◆ **WHAT NEEDS TO BE DONE**
Reproduce all of the data below line for line, with every character unchanged.

◆ **RECORDED INFORMATION**
-*-*-
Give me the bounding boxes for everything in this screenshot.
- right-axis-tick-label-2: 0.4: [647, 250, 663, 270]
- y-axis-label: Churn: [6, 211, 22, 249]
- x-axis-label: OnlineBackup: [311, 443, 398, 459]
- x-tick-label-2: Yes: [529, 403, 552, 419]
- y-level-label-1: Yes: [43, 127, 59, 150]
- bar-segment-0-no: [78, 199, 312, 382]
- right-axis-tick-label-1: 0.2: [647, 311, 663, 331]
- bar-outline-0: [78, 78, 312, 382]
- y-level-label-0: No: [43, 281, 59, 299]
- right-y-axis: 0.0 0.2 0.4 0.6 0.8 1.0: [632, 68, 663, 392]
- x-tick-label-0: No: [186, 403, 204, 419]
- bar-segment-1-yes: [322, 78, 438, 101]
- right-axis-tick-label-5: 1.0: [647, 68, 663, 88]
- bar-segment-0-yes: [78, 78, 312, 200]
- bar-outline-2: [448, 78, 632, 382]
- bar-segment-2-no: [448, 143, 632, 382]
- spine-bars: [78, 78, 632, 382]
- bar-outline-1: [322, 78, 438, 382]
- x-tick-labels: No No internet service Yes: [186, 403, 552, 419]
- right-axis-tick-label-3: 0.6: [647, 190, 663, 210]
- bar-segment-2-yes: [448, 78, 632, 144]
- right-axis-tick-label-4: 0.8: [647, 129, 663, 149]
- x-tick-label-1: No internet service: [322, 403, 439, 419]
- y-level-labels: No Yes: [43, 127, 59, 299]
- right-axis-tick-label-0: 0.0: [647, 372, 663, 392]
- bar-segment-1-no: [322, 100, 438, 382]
-*-*-
◆ **REPLY TO THE TASK**
Give me the bounding boxes for everything in this screenshot.
- right-axis-tick-label-2: 0.4: [647, 250, 663, 270]
- y-axis-label: Churn: [6, 211, 22, 249]
- x-axis-label: OnlineBackup: [311, 443, 398, 459]
- x-tick-label-2: Yes: [529, 403, 552, 419]
- y-level-label-1: Yes: [43, 127, 59, 150]
- bar-segment-0-no: [78, 199, 312, 382]
- right-axis-tick-label-1: 0.2: [647, 311, 663, 331]
- bar-outline-0: [78, 78, 312, 382]
- y-level-label-0: No: [43, 281, 59, 299]
- right-y-axis: 0.0 0.2 0.4 0.6 0.8 1.0: [632, 68, 663, 392]
- x-tick-label-0: No: [186, 403, 204, 419]
- bar-segment-1-yes: [322, 78, 438, 101]
- right-axis-tick-label-5: 1.0: [647, 68, 663, 88]
- bar-segment-0-yes: [78, 78, 312, 200]
- bar-outline-2: [448, 78, 632, 382]
- bar-segment-2-no: [448, 143, 632, 382]
- spine-bars: [78, 78, 632, 382]
- bar-outline-1: [322, 78, 438, 382]
- x-tick-labels: No No internet service Yes: [186, 403, 552, 419]
- right-axis-tick-label-3: 0.6: [647, 190, 663, 210]
- bar-segment-2-yes: [448, 78, 632, 144]
- right-axis-tick-label-4: 0.8: [647, 129, 663, 149]
- x-tick-label-1: No internet service: [322, 403, 439, 419]
- y-level-labels: No Yes: [43, 127, 59, 299]
- right-axis-tick-label-0: 0.0: [647, 372, 663, 392]
- bar-segment-1-no: [322, 100, 438, 382]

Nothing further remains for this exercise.